GOAL:
Every line below that mentions the word "pole" should be copied out.

— Start —

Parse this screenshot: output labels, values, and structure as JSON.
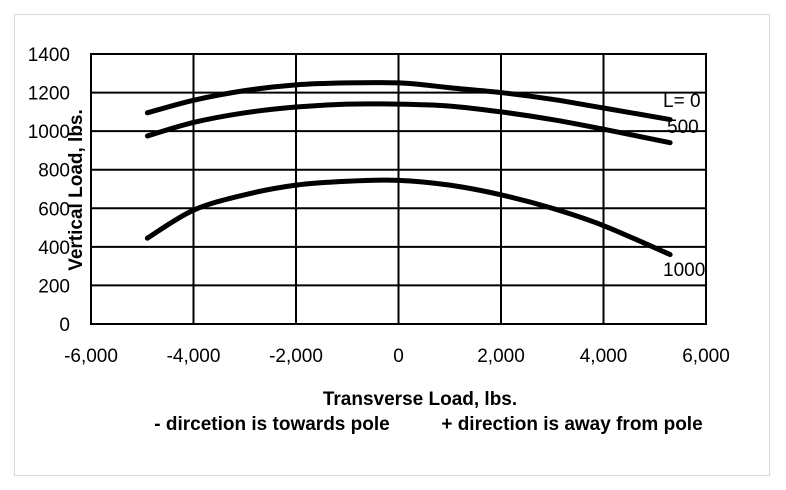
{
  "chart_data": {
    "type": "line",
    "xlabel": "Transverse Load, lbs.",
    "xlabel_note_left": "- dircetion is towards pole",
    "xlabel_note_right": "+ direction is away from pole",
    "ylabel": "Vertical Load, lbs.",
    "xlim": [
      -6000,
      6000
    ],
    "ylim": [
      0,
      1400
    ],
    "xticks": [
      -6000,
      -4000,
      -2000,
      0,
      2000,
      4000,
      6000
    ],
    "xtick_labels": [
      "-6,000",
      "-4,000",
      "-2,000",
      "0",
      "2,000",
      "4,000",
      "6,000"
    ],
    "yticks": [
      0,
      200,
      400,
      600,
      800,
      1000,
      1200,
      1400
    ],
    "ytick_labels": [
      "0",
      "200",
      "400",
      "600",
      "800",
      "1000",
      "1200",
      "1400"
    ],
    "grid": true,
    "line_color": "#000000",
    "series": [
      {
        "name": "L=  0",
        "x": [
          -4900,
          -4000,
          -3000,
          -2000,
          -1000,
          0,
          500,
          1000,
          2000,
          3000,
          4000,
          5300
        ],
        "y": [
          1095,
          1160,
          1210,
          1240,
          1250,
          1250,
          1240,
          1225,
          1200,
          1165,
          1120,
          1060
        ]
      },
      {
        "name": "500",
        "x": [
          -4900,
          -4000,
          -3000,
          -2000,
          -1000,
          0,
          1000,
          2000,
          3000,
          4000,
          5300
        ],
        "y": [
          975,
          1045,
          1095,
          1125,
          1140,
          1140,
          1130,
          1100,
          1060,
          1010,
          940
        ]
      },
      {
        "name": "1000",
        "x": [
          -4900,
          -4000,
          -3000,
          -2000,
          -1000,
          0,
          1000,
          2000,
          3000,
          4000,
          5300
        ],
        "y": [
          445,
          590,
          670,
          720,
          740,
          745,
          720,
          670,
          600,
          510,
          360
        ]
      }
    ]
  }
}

— End —

WRITTEN RESPONSE:
    "xlabel_note_left": "- dircetion is towards pole",
    "xlabel_note_right": "+ direction is away from pole",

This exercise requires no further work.